Problem to solve -
Do not carry the pictures over; copy every other part of the entries exactly.

-- Start of Raw records --

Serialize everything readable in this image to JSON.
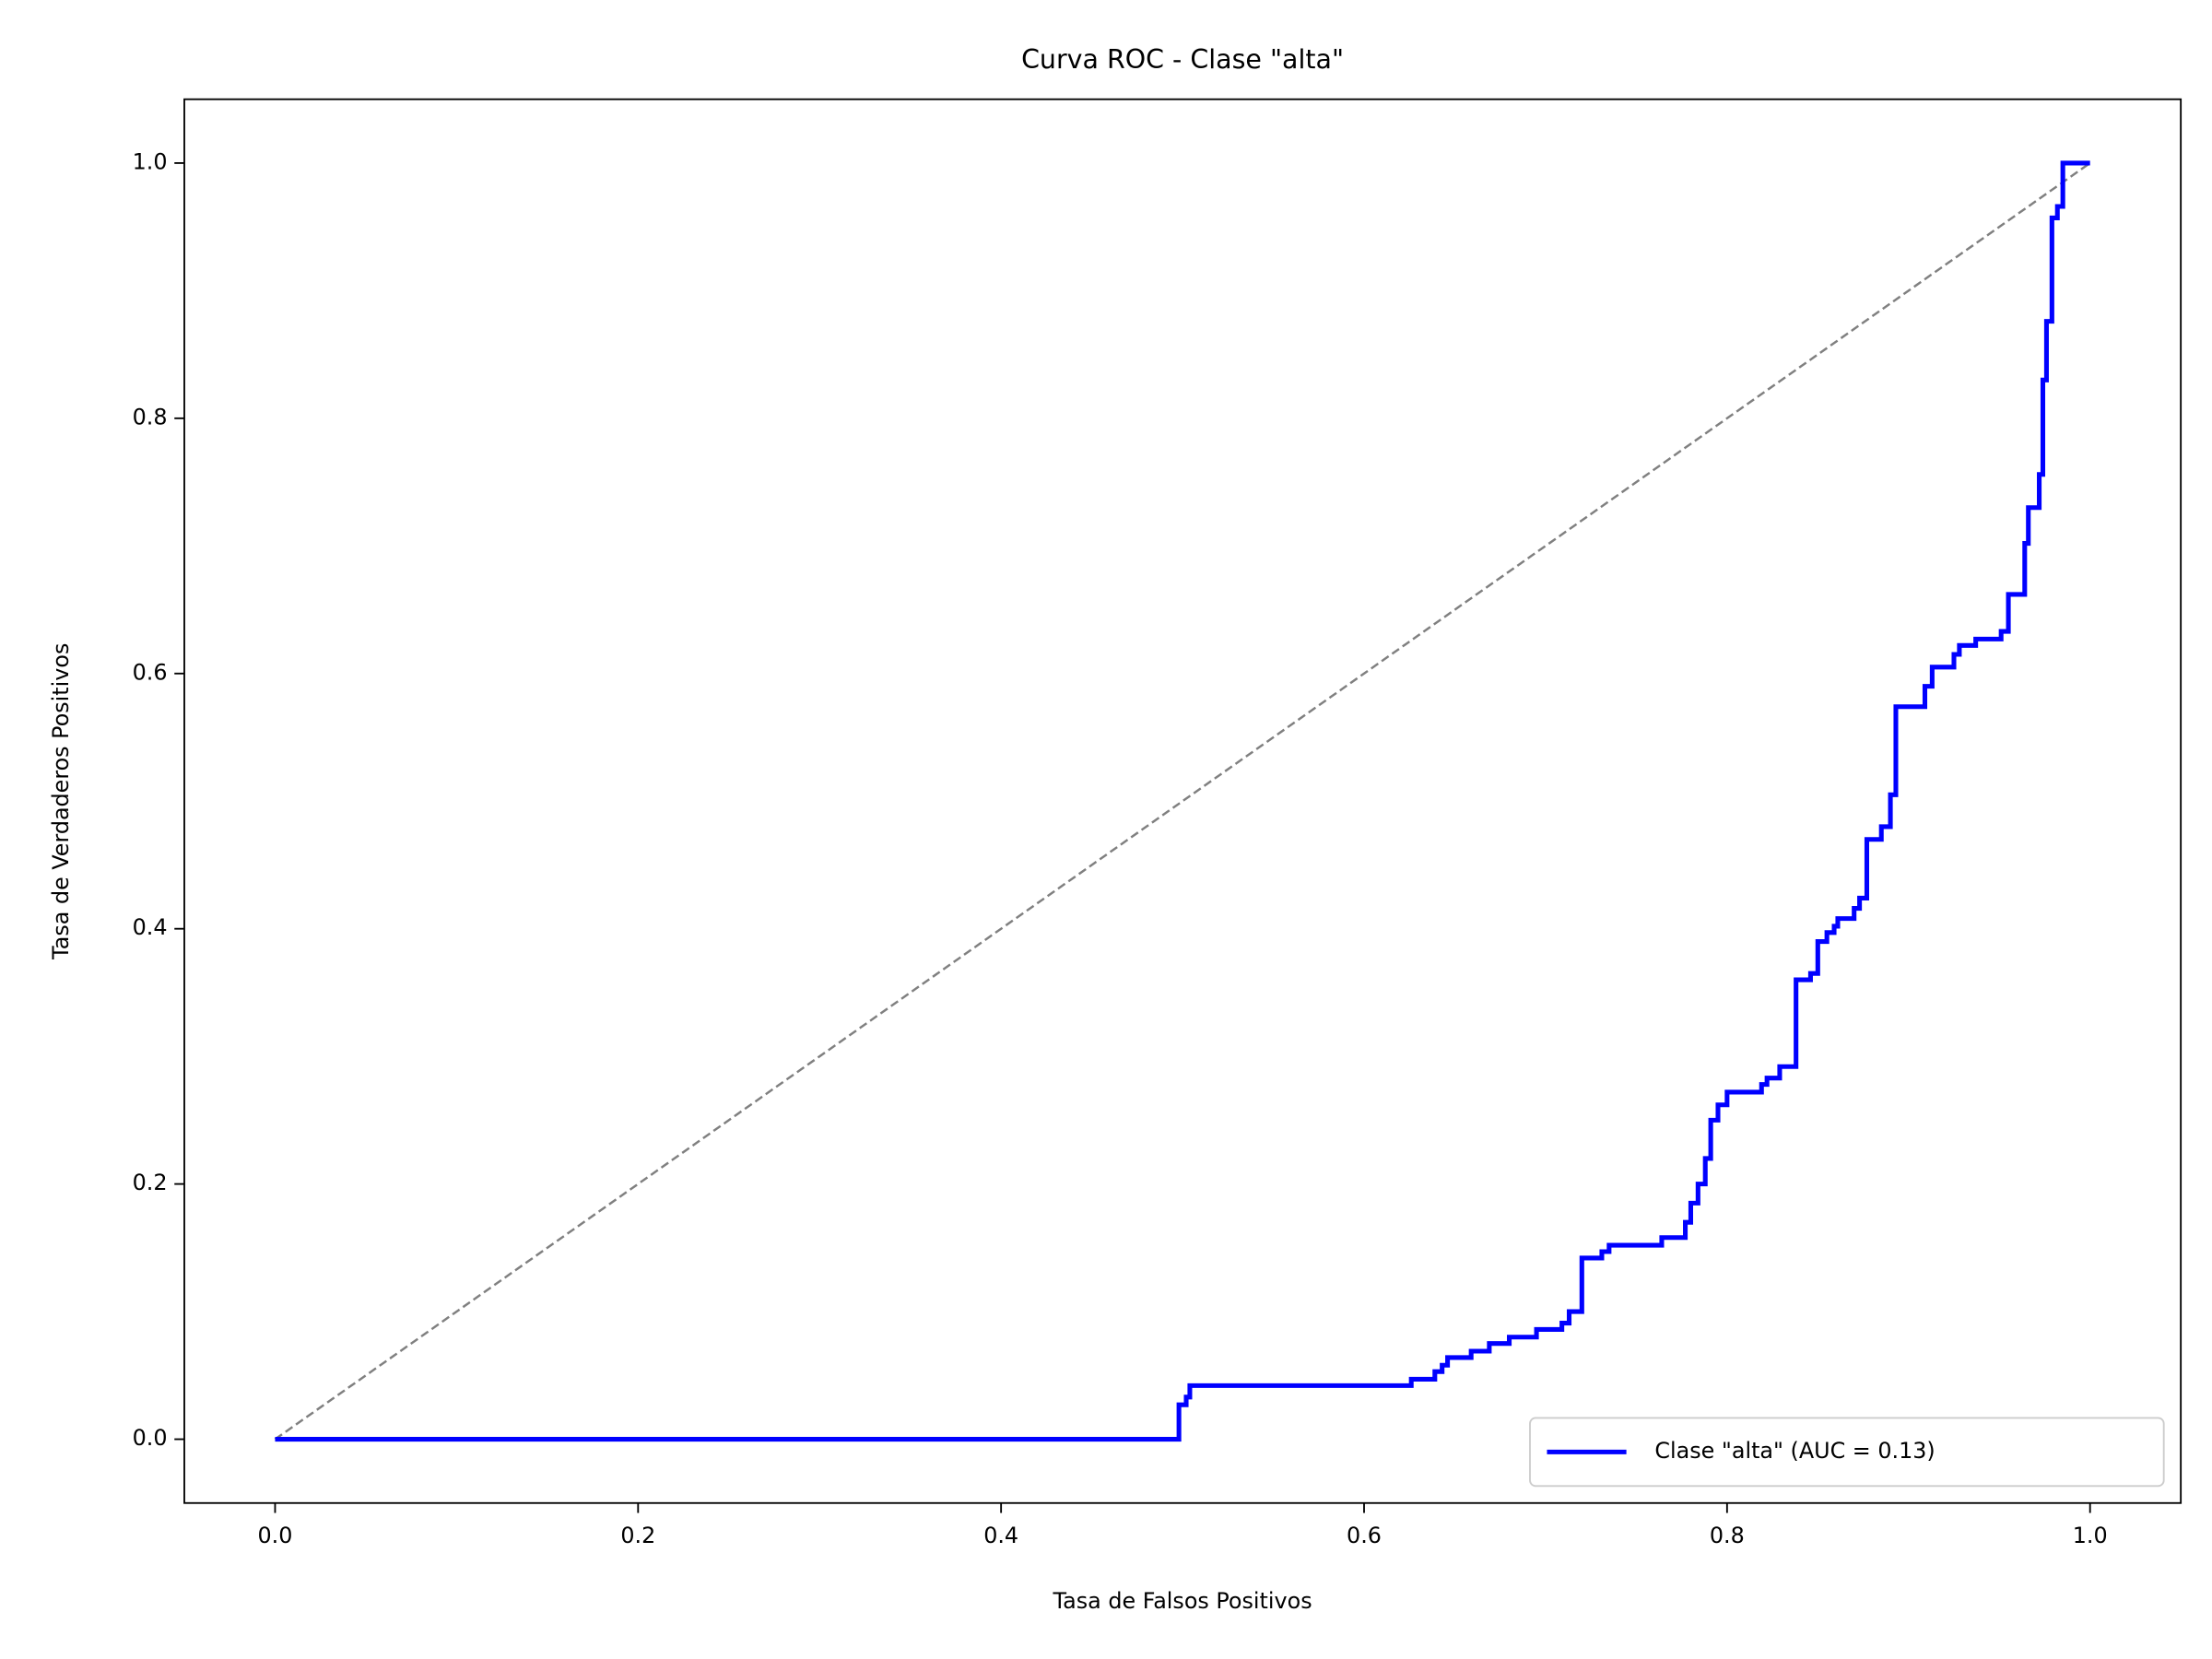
{
  "chart_data": {
    "type": "line",
    "title": "Curva ROC - Clase \"alta\"",
    "x_label": "Tasa de Falsos Positivos",
    "y_label": "Tasa de Verdaderos Positivos",
    "xlim": [
      -0.05,
      1.05
    ],
    "ylim": [
      -0.05,
      1.05
    ],
    "xticks": [
      {
        "value": 0,
        "label": "0.0"
      },
      0.2,
      0.4,
      0.6,
      0.8,
      {
        "value": 1,
        "label": "1.0"
      }
    ],
    "yticks": [
      {
        "value": 0,
        "label": "0.0"
      },
      0.2,
      0.4,
      0.6,
      0.8,
      {
        "value": 1,
        "label": "1.0"
      }
    ],
    "legend_loc": "lower right",
    "series": [
      {
        "name": "Clase \"alta\" (AUC = 0.13)",
        "color": "#0000ff",
        "x": [
          0,
          0.498,
          0.498,
          0.502,
          0.502,
          0.504,
          0.504,
          0.626,
          0.626,
          0.639,
          0.639,
          0.643,
          0.643,
          0.646,
          0.646,
          0.659,
          0.659,
          0.669,
          0.669,
          0.68,
          0.68,
          0.695,
          0.695,
          0.709,
          0.709,
          0.713,
          0.713,
          0.72,
          0.72,
          0.731,
          0.731,
          0.735,
          0.735,
          0.764,
          0.764,
          0.777,
          0.777,
          0.78,
          0.78,
          0.784,
          0.784,
          0.788,
          0.788,
          0.791,
          0.791,
          0.795,
          0.795,
          0.8,
          0.8,
          0.819,
          0.819,
          0.822,
          0.822,
          0.829,
          0.829,
          0.838,
          0.838,
          0.846,
          0.846,
          0.85,
          0.85,
          0.855,
          0.855,
          0.859,
          0.859,
          0.861,
          0.861,
          0.87,
          0.87,
          0.873,
          0.873,
          0.877,
          0.877,
          0.885,
          0.885,
          0.89,
          0.89,
          0.893,
          0.893,
          0.909,
          0.909,
          0.913,
          0.913,
          0.925,
          0.925,
          0.928,
          0.928,
          0.937,
          0.937,
          0.951,
          0.951,
          0.955,
          0.955,
          0.964,
          0.964,
          0.966,
          0.966,
          0.972,
          0.972,
          0.974,
          0.974,
          0.976,
          0.976,
          0.979,
          0.979,
          0.982,
          0.982,
          0.985,
          0.985,
          1.0
        ],
        "values": [
          0,
          0,
          0.027,
          0.027,
          0.033,
          0.033,
          0.042,
          0.042,
          0.047,
          0.047,
          0.053,
          0.053,
          0.058,
          0.058,
          0.064,
          0.064,
          0.069,
          0.069,
          0.075,
          0.075,
          0.08,
          0.08,
          0.086,
          0.086,
          0.091,
          0.091,
          0.1,
          0.1,
          0.142,
          0.142,
          0.147,
          0.147,
          0.152,
          0.152,
          0.158,
          0.158,
          0.17,
          0.17,
          0.185,
          0.185,
          0.2,
          0.2,
          0.22,
          0.22,
          0.25,
          0.25,
          0.262,
          0.262,
          0.272,
          0.272,
          0.278,
          0.278,
          0.283,
          0.283,
          0.292,
          0.292,
          0.36,
          0.36,
          0.365,
          0.365,
          0.39,
          0.39,
          0.397,
          0.397,
          0.402,
          0.402,
          0.408,
          0.408,
          0.416,
          0.416,
          0.424,
          0.424,
          0.47,
          0.47,
          0.48,
          0.48,
          0.505,
          0.505,
          0.574,
          0.574,
          0.59,
          0.59,
          0.605,
          0.605,
          0.615,
          0.615,
          0.622,
          0.622,
          0.627,
          0.627,
          0.633,
          0.633,
          0.662,
          0.662,
          0.702,
          0.702,
          0.73,
          0.73,
          0.756,
          0.756,
          0.83,
          0.83,
          0.876,
          0.876,
          0.957,
          0.957,
          0.966,
          0.966,
          1.0,
          1.0
        ]
      }
    ],
    "reference_line": {
      "x": [
        0,
        1
      ],
      "values": [
        0,
        1
      ],
      "color": "#808080",
      "dashed": true
    }
  }
}
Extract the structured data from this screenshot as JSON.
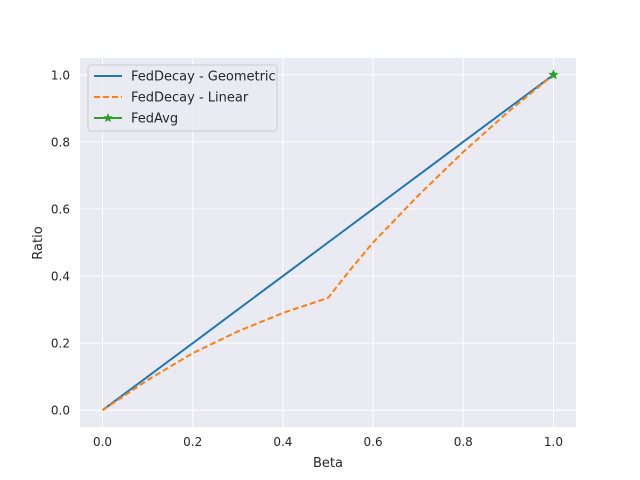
{
  "chart_data": {
    "type": "line",
    "title": "",
    "xlabel": "Beta",
    "ylabel": "Ratio",
    "xlim": [
      -0.05,
      1.05
    ],
    "ylim": [
      -0.05,
      1.05
    ],
    "xticks": [
      0.0,
      0.2,
      0.4,
      0.6,
      0.8,
      1.0
    ],
    "yticks": [
      0.0,
      0.2,
      0.4,
      0.6,
      0.8,
      1.0
    ],
    "xtick_labels": [
      "0.0",
      "0.2",
      "0.4",
      "0.6",
      "0.8",
      "1.0"
    ],
    "ytick_labels": [
      "0.0",
      "0.2",
      "0.4",
      "0.6",
      "0.8",
      "1.0"
    ],
    "grid": true,
    "background": "#eaeaf2",
    "legend_position": "top-left",
    "series": [
      {
        "name": "FedDecay - Geometric",
        "color": "#1f77b4",
        "style": "solid",
        "marker": "none",
        "x": [
          0.0,
          0.1,
          0.2,
          0.3,
          0.4,
          0.5,
          0.6,
          0.7,
          0.8,
          0.9,
          1.0
        ],
        "y": [
          0.0,
          0.1,
          0.2,
          0.3,
          0.4,
          0.5,
          0.6,
          0.7,
          0.8,
          0.9,
          1.0
        ]
      },
      {
        "name": "FedDecay - Linear",
        "color": "#ff7f0e",
        "style": "dashed",
        "marker": "none",
        "x": [
          0.0,
          0.1,
          0.2,
          0.3,
          0.4,
          0.5,
          0.55,
          0.6,
          0.7,
          0.8,
          0.9,
          1.0
        ],
        "y": [
          0.0,
          0.09,
          0.17,
          0.235,
          0.29,
          0.335,
          0.42,
          0.5,
          0.64,
          0.77,
          0.89,
          1.0
        ]
      },
      {
        "name": "FedAvg",
        "color": "#2ca02c",
        "style": "solid",
        "marker": "star",
        "x": [
          1.0
        ],
        "y": [
          1.0
        ]
      }
    ]
  }
}
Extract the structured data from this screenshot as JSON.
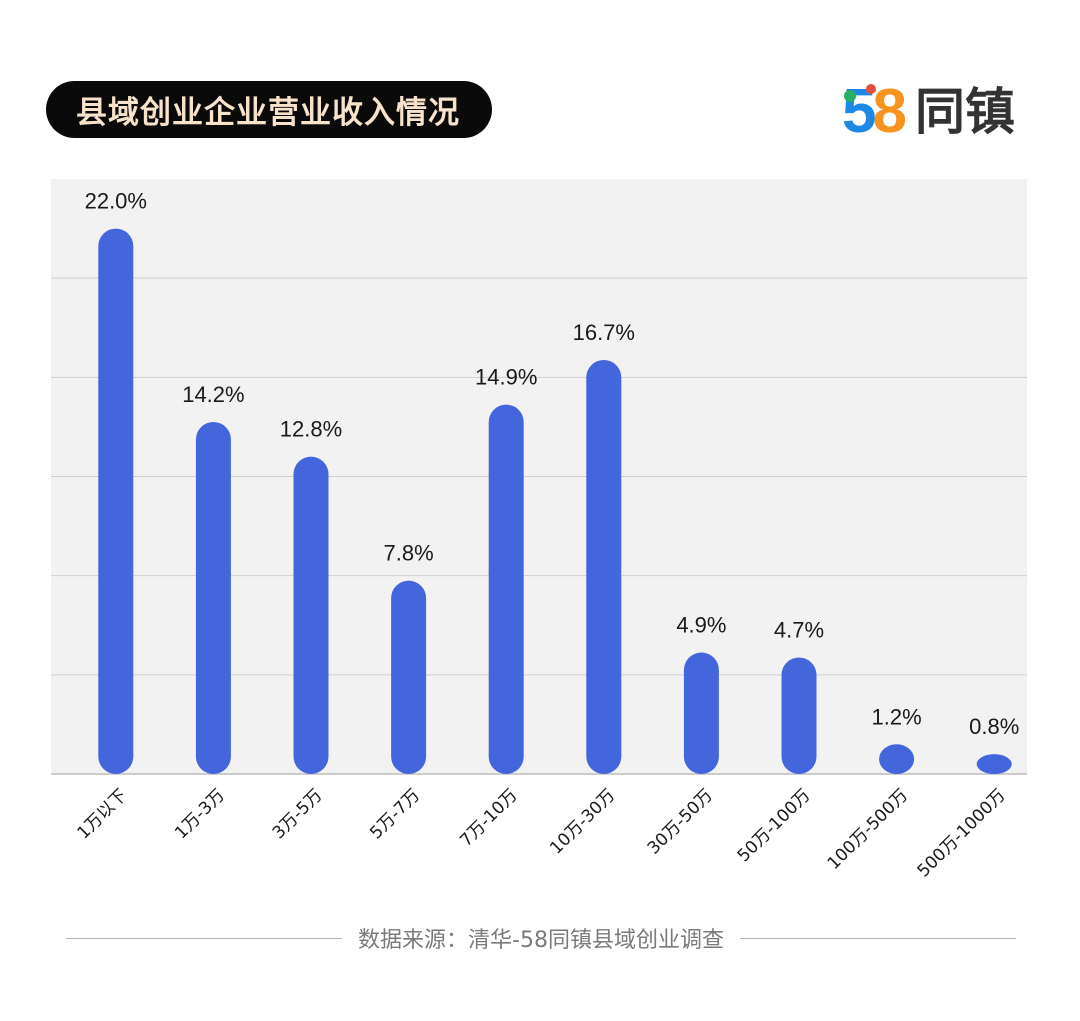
{
  "title": "县域创业企业营业收入情况",
  "logo": {
    "digits_5": "5",
    "digits_8": "8",
    "text": "同镇"
  },
  "source": "数据来源：清华-58同镇县域创业调查",
  "colors": {
    "bar": "#4466dd",
    "plot_bg": "#f2f2f2",
    "grid": "#cfcfcf",
    "title_bg": "#0a0a0a",
    "title_text": "#f7e3c9"
  },
  "chart_data": {
    "type": "bar",
    "categories": [
      "1万以下",
      "1万-3万",
      "3万-5万",
      "5万-7万",
      "7万-10万",
      "10万-30万",
      "30万-50万",
      "50万-100万",
      "100万-500万",
      "500万-1000万"
    ],
    "values": [
      22.0,
      14.2,
      12.8,
      7.8,
      14.9,
      16.7,
      4.9,
      4.7,
      1.2,
      0.8
    ],
    "value_labels": [
      "22.0%",
      "14.2%",
      "12.8%",
      "7.8%",
      "14.9%",
      "16.7%",
      "4.9%",
      "4.7%",
      "1.2%",
      "0.8%"
    ],
    "ylim": [
      0,
      24
    ],
    "grid": true,
    "title": "县域创业企业营业收入情况",
    "xlabel": "",
    "ylabel": ""
  }
}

-- End of Raw records --

Task solution -
Serialize everything readable in this image to JSON.
{
  "chart_data": {
    "type": "line",
    "title": "Curva ROC - Clase \"alta\"",
    "x_label": "Tasa de Falsos Positivos",
    "y_label": "Tasa de Verdaderos Positivos",
    "xlim": [
      -0.05,
      1.05
    ],
    "ylim": [
      -0.05,
      1.05
    ],
    "xticks": [
      {
        "value": 0,
        "label": "0.0"
      },
      0.2,
      0.4,
      0.6,
      0.8,
      {
        "value": 1,
        "label": "1.0"
      }
    ],
    "yticks": [
      {
        "value": 0,
        "label": "0.0"
      },
      0.2,
      0.4,
      0.6,
      0.8,
      {
        "value": 1,
        "label": "1.0"
      }
    ],
    "legend_loc": "lower right",
    "series": [
      {
        "name": "Clase \"alta\" (AUC = 0.13)",
        "color": "#0000ff",
        "x": [
          0,
          0.498,
          0.498,
          0.502,
          0.502,
          0.504,
          0.504,
          0.626,
          0.626,
          0.639,
          0.639,
          0.643,
          0.643,
          0.646,
          0.646,
          0.659,
          0.659,
          0.669,
          0.669,
          0.68,
          0.68,
          0.695,
          0.695,
          0.709,
          0.709,
          0.713,
          0.713,
          0.72,
          0.72,
          0.731,
          0.731,
          0.735,
          0.735,
          0.764,
          0.764,
          0.777,
          0.777,
          0.78,
          0.78,
          0.784,
          0.784,
          0.788,
          0.788,
          0.791,
          0.791,
          0.795,
          0.795,
          0.8,
          0.8,
          0.819,
          0.819,
          0.822,
          0.822,
          0.829,
          0.829,
          0.838,
          0.838,
          0.846,
          0.846,
          0.85,
          0.85,
          0.855,
          0.855,
          0.859,
          0.859,
          0.861,
          0.861,
          0.87,
          0.87,
          0.873,
          0.873,
          0.877,
          0.877,
          0.885,
          0.885,
          0.89,
          0.89,
          0.893,
          0.893,
          0.909,
          0.909,
          0.913,
          0.913,
          0.925,
          0.925,
          0.928,
          0.928,
          0.937,
          0.937,
          0.951,
          0.951,
          0.955,
          0.955,
          0.964,
          0.964,
          0.966,
          0.966,
          0.972,
          0.972,
          0.974,
          0.974,
          0.976,
          0.976,
          0.979,
          0.979,
          0.982,
          0.982,
          0.985,
          0.985,
          1.0
        ],
        "values": [
          0,
          0,
          0.027,
          0.027,
          0.033,
          0.033,
          0.042,
          0.042,
          0.047,
          0.047,
          0.053,
          0.053,
          0.058,
          0.058,
          0.064,
          0.064,
          0.069,
          0.069,
          0.075,
          0.075,
          0.08,
          0.08,
          0.086,
          0.086,
          0.091,
          0.091,
          0.1,
          0.1,
          0.142,
          0.142,
          0.147,
          0.147,
          0.152,
          0.152,
          0.158,
          0.158,
          0.17,
          0.17,
          0.185,
          0.185,
          0.2,
          0.2,
          0.22,
          0.22,
          0.25,
          0.25,
          0.262,
          0.262,
          0.272,
          0.272,
          0.278,
          0.278,
          0.283,
          0.283,
          0.292,
          0.292,
          0.36,
          0.36,
          0.365,
          0.365,
          0.39,
          0.39,
          0.397,
          0.397,
          0.402,
          0.402,
          0.408,
          0.408,
          0.416,
          0.416,
          0.424,
          0.424,
          0.47,
          0.47,
          0.48,
          0.48,
          0.505,
          0.505,
          0.574,
          0.574,
          0.59,
          0.59,
          0.605,
          0.605,
          0.615,
          0.615,
          0.622,
          0.622,
          0.627,
          0.627,
          0.633,
          0.633,
          0.662,
          0.662,
          0.702,
          0.702,
          0.73,
          0.73,
          0.756,
          0.756,
          0.83,
          0.83,
          0.876,
          0.876,
          0.957,
          0.957,
          0.966,
          0.966,
          1.0,
          1.0
        ]
      }
    ],
    "reference_line": {
      "x": [
        0,
        1
      ],
      "values": [
        0,
        1
      ],
      "color": "#808080",
      "dashed": true
    }
  }
}
Extract the structured data from this screenshot as JSON.
{
  "chart_data": {
    "type": "line",
    "title": "",
    "xlabel": "Beta",
    "ylabel": "Ratio",
    "xlim": [
      -0.05,
      1.05
    ],
    "ylim": [
      -0.05,
      1.05
    ],
    "xticks": [
      0.0,
      0.2,
      0.4,
      0.6,
      0.8,
      1.0
    ],
    "yticks": [
      0.0,
      0.2,
      0.4,
      0.6,
      0.8,
      1.0
    ],
    "xtick_labels": [
      "0.0",
      "0.2",
      "0.4",
      "0.6",
      "0.8",
      "1.0"
    ],
    "ytick_labels": [
      "0.0",
      "0.2",
      "0.4",
      "0.6",
      "0.8",
      "1.0"
    ],
    "grid": true,
    "background": "#eaeaf2",
    "legend_position": "top-left",
    "series": [
      {
        "name": "FedDecay - Geometric",
        "color": "#1f77b4",
        "style": "solid",
        "marker": "none",
        "x": [
          0.0,
          0.1,
          0.2,
          0.3,
          0.4,
          0.5,
          0.6,
          0.7,
          0.8,
          0.9,
          1.0
        ],
        "y": [
          0.0,
          0.1,
          0.2,
          0.3,
          0.4,
          0.5,
          0.6,
          0.7,
          0.8,
          0.9,
          1.0
        ]
      },
      {
        "name": "FedDecay - Linear",
        "color": "#ff7f0e",
        "style": "dashed",
        "marker": "none",
        "x": [
          0.0,
          0.1,
          0.2,
          0.3,
          0.4,
          0.5,
          0.55,
          0.6,
          0.7,
          0.8,
          0.9,
          1.0
        ],
        "y": [
          0.0,
          0.09,
          0.17,
          0.235,
          0.29,
          0.335,
          0.42,
          0.5,
          0.64,
          0.77,
          0.89,
          1.0
        ]
      },
      {
        "name": "FedAvg",
        "color": "#2ca02c",
        "style": "solid",
        "marker": "star",
        "x": [
          1.0
        ],
        "y": [
          1.0
        ]
      }
    ]
  }
}
Extract the structured data from this screenshot as JSON.
{
  "title": "县域创业企业营业收入情况",
  "logo": {
    "digits_5": "5",
    "digits_8": "8",
    "text": "同镇"
  },
  "source": "数据来源：清华-58同镇县域创业调查",
  "colors": {
    "bar": "#4466dd",
    "plot_bg": "#f2f2f2",
    "grid": "#cfcfcf",
    "title_bg": "#0a0a0a",
    "title_text": "#f7e3c9"
  },
  "chart_data": {
    "type": "bar",
    "categories": [
      "1万以下",
      "1万-3万",
      "3万-5万",
      "5万-7万",
      "7万-10万",
      "10万-30万",
      "30万-50万",
      "50万-100万",
      "100万-500万",
      "500万-1000万"
    ],
    "values": [
      22.0,
      14.2,
      12.8,
      7.8,
      14.9,
      16.7,
      4.9,
      4.7,
      1.2,
      0.8
    ],
    "value_labels": [
      "22.0%",
      "14.2%",
      "12.8%",
      "7.8%",
      "14.9%",
      "16.7%",
      "4.9%",
      "4.7%",
      "1.2%",
      "0.8%"
    ],
    "ylim": [
      0,
      24
    ],
    "grid": true,
    "title": "县域创业企业营业收入情况",
    "xlabel": "",
    "ylabel": ""
  }
}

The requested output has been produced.